Would you retype exactly the lines from the one containing "What text is on this page?" through the last line of the records below, and nothing else?

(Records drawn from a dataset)
------------------------

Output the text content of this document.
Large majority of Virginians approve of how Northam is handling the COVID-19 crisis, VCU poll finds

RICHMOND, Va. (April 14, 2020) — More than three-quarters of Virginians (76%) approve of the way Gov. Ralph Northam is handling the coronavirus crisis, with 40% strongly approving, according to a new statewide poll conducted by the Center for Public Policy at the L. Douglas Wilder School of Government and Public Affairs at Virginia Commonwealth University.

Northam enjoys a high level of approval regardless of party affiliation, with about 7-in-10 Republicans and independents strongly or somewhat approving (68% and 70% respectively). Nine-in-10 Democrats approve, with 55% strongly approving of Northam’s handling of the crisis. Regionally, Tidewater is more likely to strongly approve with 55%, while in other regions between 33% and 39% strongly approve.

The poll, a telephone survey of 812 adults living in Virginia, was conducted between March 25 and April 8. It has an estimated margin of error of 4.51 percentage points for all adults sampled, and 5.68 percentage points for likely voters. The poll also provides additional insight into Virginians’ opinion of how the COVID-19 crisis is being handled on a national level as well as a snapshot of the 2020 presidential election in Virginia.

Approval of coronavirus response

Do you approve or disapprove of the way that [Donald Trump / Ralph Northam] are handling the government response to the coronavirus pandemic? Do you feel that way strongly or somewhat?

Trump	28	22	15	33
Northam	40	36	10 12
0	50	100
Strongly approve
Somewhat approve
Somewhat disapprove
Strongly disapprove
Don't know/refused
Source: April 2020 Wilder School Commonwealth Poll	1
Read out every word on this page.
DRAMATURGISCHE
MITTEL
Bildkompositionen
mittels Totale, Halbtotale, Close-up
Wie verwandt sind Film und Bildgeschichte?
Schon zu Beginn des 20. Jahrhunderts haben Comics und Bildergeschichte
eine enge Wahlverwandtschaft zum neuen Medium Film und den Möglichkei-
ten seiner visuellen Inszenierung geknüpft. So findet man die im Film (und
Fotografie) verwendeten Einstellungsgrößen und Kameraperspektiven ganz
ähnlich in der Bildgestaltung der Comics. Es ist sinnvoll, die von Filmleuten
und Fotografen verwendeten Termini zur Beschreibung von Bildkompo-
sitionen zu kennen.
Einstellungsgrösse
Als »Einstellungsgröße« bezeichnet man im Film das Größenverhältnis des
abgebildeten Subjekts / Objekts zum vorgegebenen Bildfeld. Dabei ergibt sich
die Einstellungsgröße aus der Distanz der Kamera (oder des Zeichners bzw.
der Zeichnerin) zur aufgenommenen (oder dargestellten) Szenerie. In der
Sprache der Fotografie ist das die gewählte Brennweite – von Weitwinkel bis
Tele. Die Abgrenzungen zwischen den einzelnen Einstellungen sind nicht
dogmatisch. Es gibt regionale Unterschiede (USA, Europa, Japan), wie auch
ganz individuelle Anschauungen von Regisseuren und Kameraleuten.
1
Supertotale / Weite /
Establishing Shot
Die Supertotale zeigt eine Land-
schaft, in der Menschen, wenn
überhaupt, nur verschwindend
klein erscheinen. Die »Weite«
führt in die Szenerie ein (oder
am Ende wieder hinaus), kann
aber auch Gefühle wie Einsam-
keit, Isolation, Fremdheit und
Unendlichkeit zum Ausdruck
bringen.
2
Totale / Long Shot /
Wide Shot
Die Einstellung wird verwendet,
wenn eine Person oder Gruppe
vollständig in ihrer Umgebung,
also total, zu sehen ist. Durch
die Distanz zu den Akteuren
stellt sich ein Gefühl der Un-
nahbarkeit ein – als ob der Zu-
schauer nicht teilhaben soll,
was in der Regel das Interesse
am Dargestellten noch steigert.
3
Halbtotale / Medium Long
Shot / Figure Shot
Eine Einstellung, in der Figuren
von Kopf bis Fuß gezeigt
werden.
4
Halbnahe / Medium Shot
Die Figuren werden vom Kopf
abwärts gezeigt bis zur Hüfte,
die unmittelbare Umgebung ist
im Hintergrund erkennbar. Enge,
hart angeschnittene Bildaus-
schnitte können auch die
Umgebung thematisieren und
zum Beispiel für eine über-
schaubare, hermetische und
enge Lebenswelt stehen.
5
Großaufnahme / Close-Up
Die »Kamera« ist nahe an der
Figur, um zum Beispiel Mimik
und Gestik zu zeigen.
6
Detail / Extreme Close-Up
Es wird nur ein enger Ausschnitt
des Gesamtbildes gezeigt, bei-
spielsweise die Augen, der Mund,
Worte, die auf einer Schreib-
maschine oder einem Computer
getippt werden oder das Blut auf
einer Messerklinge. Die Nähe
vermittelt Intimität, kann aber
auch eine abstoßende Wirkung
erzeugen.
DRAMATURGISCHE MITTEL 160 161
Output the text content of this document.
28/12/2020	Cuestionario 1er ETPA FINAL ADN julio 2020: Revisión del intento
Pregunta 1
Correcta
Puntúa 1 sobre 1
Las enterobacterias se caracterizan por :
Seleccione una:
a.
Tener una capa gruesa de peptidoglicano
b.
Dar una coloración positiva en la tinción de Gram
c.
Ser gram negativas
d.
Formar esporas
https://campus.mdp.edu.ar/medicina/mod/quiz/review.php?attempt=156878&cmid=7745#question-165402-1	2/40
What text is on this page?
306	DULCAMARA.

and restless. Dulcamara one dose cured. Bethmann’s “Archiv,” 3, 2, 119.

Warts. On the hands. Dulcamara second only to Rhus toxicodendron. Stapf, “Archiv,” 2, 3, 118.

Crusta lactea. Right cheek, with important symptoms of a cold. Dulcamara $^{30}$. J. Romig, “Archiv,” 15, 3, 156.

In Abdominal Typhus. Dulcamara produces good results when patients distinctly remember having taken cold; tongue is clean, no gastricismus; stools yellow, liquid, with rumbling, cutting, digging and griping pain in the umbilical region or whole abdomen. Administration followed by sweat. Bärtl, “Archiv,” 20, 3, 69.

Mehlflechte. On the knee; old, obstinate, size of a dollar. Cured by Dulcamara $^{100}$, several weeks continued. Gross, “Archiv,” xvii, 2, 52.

------------------------

Result for this exercise
What text is on this page?
306	DULCAMARA.

and restless. Dulcamara one dose cured. Bethmann’s “Archiv,” 3, 2, 119.

Warts. On the hands. Dulcamara second only to Rhus toxicodendron. Stapf, “Archiv,” 2, 3, 118.

Crusta lactea. Right cheek, with important symptoms of a cold. Dulcamara $^{30}$. J. Romig, “Archiv,” 15, 3, 156.

In Abdominal Typhus. Dulcamara produces good results when patients distinctly remember having taken cold; tongue is clean, no gastricismus; stools yellow, liquid, with rumbling, cutting, digging and griping pain in the umbilical region or whole abdomen. Administration followed by sweat. Bärtl, “Archiv,” 20, 3, 69.

Mehlflechte. On the knee; old, obstinate, size of a dollar. Cured by Dulcamara $^{100}$, several weeks continued. Gross, “Archiv,” xvii, 2, 52.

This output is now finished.